**Challenge**
Write the listing below out again exactly, dropping the images.

Records excerpted from a collection
#####

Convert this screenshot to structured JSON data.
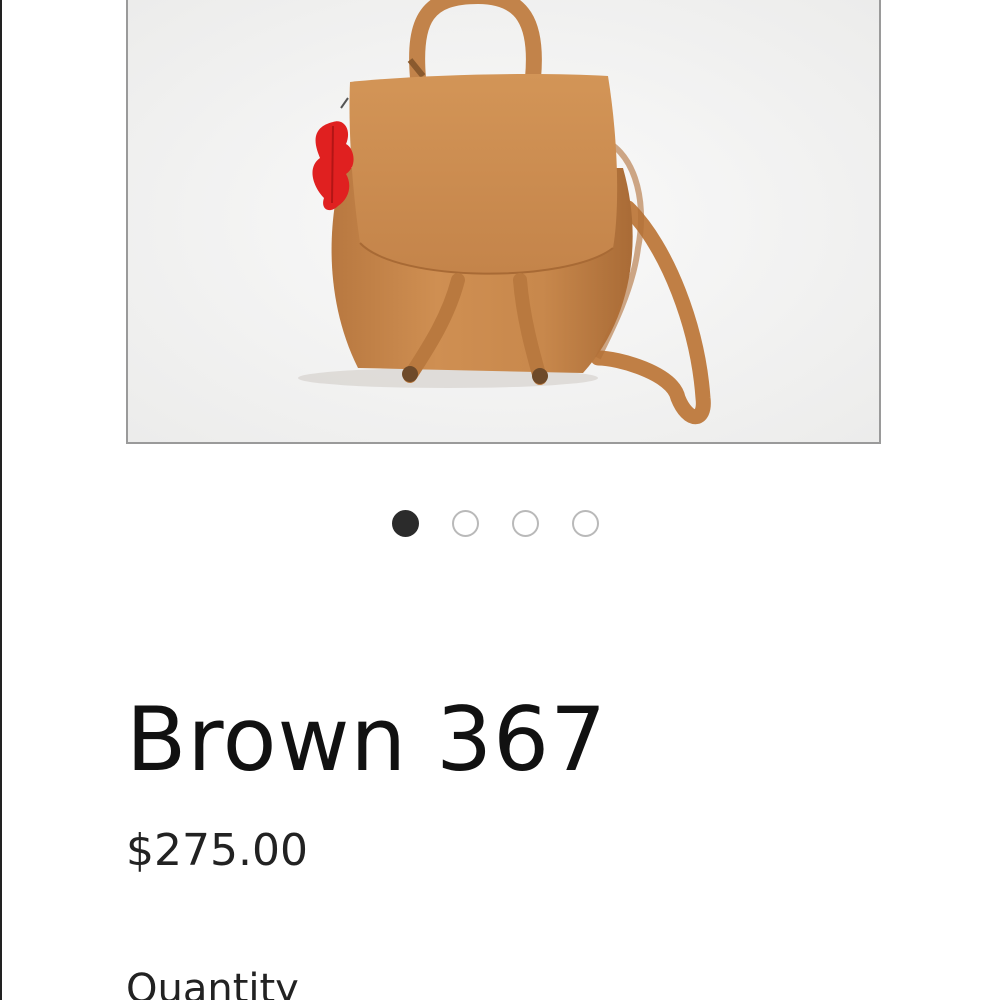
{
  "product": {
    "title": "Brown 367",
    "price": "$275.00",
    "quantity_label": "Quantity"
  },
  "gallery": {
    "image_alt": "Tan leather backpack with red leaf charm",
    "image_count": 4,
    "active_index": 0
  },
  "colors": {
    "leather": "#c98a4f",
    "leather_dark": "#a86a35",
    "charm": "#e02020",
    "active_dot": "#2b2b2b",
    "inactive_dot_border": "#b9b9b9",
    "frame_border": "#9a9a9a"
  }
}
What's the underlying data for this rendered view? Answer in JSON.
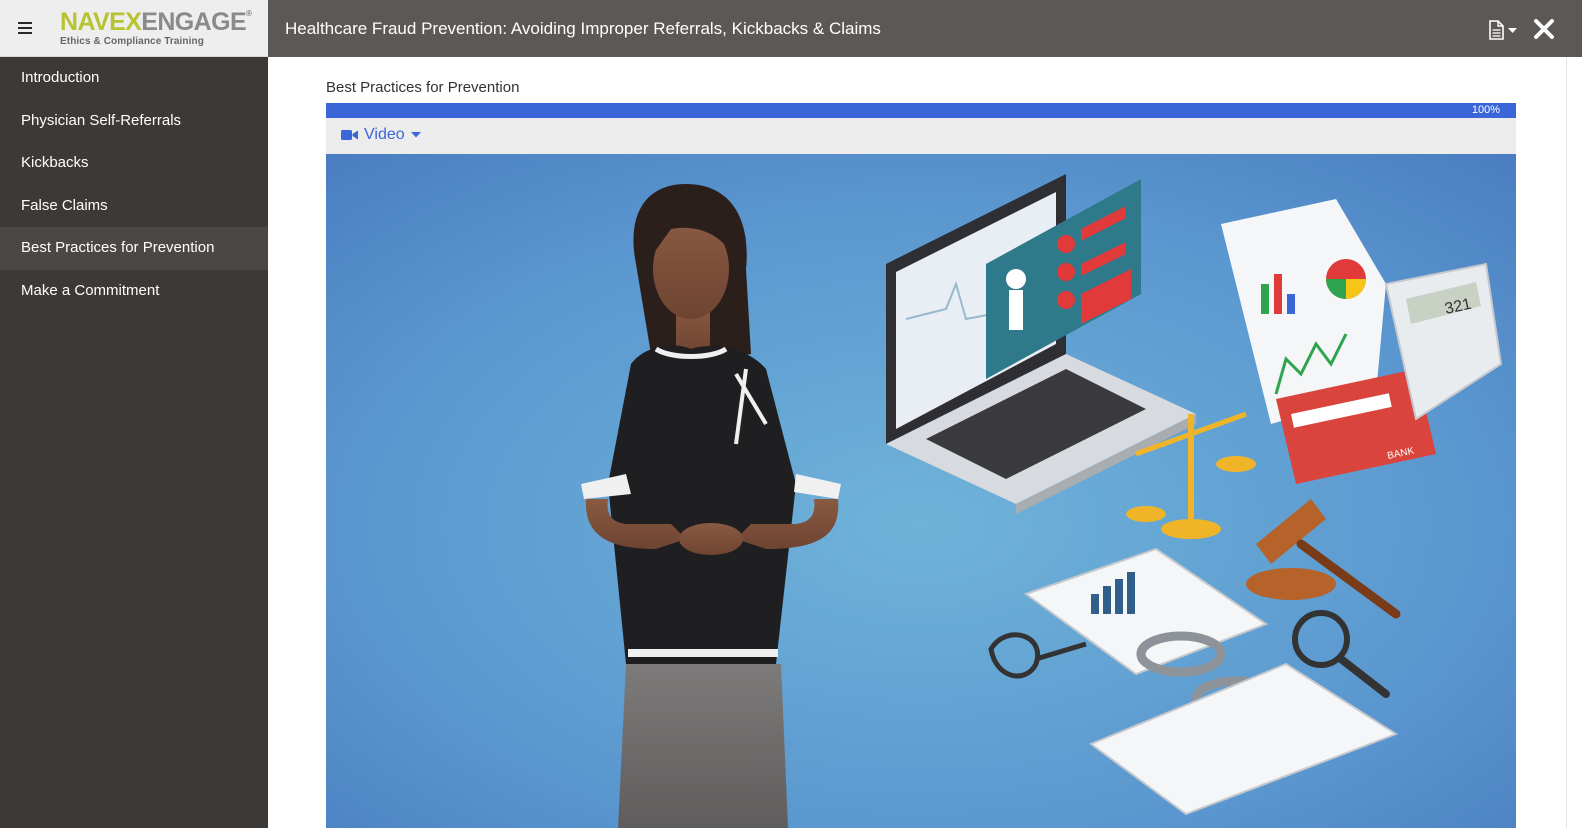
{
  "header": {
    "logo_navex": "NAVEX",
    "logo_engage": "ENGAGE",
    "logo_tagline": "Ethics & Compliance Training",
    "course_title": "Healthcare Fraud Prevention: Avoiding Improper Referrals, Kickbacks & Claims",
    "icons": [
      "menu-icon",
      "document-icon",
      "chevron-down-icon",
      "close-icon"
    ]
  },
  "sidebar": {
    "items": [
      {
        "label": "Introduction",
        "active": false
      },
      {
        "label": "Physician Self-Referrals",
        "active": false
      },
      {
        "label": "Kickbacks",
        "active": false
      },
      {
        "label": "False Claims",
        "active": false
      },
      {
        "label": "Best Practices for Prevention",
        "active": true
      },
      {
        "label": "Make a Commitment",
        "active": false
      }
    ]
  },
  "main": {
    "section_title": "Best Practices for Prevention",
    "progress": {
      "value": 1.0,
      "label": "100%"
    },
    "media_tab": {
      "label": "Video",
      "icon": "video-camera-icon"
    },
    "illustration": {
      "calculator_display": "321",
      "card_label": "BANK"
    }
  },
  "colors": {
    "accent_blue": "#3a66d8",
    "topbar": "#5c5856",
    "sidebar": "#3c3937",
    "logo_green": "#b7c330"
  }
}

#####

**Expected answer**
Convert this screenshot to structured JSON data.
{
  "product": {
    "title": "Brown 367",
    "price": "$275.00",
    "quantity_label": "Quantity"
  },
  "gallery": {
    "image_alt": "Tan leather backpack with red leaf charm",
    "image_count": 4,
    "active_index": 0
  },
  "colors": {
    "leather": "#c98a4f",
    "leather_dark": "#a86a35",
    "charm": "#e02020",
    "active_dot": "#2b2b2b",
    "inactive_dot_border": "#b9b9b9",
    "frame_border": "#9a9a9a"
  }
}
What's the underlying data for this rendered view? Answer in JSON.
{
  "header": {
    "logo_navex": "NAVEX",
    "logo_engage": "ENGAGE",
    "logo_tagline": "Ethics & Compliance Training",
    "course_title": "Healthcare Fraud Prevention: Avoiding Improper Referrals, Kickbacks & Claims",
    "icons": [
      "menu-icon",
      "document-icon",
      "chevron-down-icon",
      "close-icon"
    ]
  },
  "sidebar": {
    "items": [
      {
        "label": "Introduction",
        "active": false
      },
      {
        "label": "Physician Self-Referrals",
        "active": false
      },
      {
        "label": "Kickbacks",
        "active": false
      },
      {
        "label": "False Claims",
        "active": false
      },
      {
        "label": "Best Practices for Prevention",
        "active": true
      },
      {
        "label": "Make a Commitment",
        "active": false
      }
    ]
  },
  "main": {
    "section_title": "Best Practices for Prevention",
    "progress": {
      "value": 1.0,
      "label": "100%"
    },
    "media_tab": {
      "label": "Video",
      "icon": "video-camera-icon"
    },
    "illustration": {
      "calculator_display": "321",
      "card_label": "BANK"
    }
  },
  "colors": {
    "accent_blue": "#3a66d8",
    "topbar": "#5c5856",
    "sidebar": "#3c3937",
    "logo_green": "#b7c330"
  }
}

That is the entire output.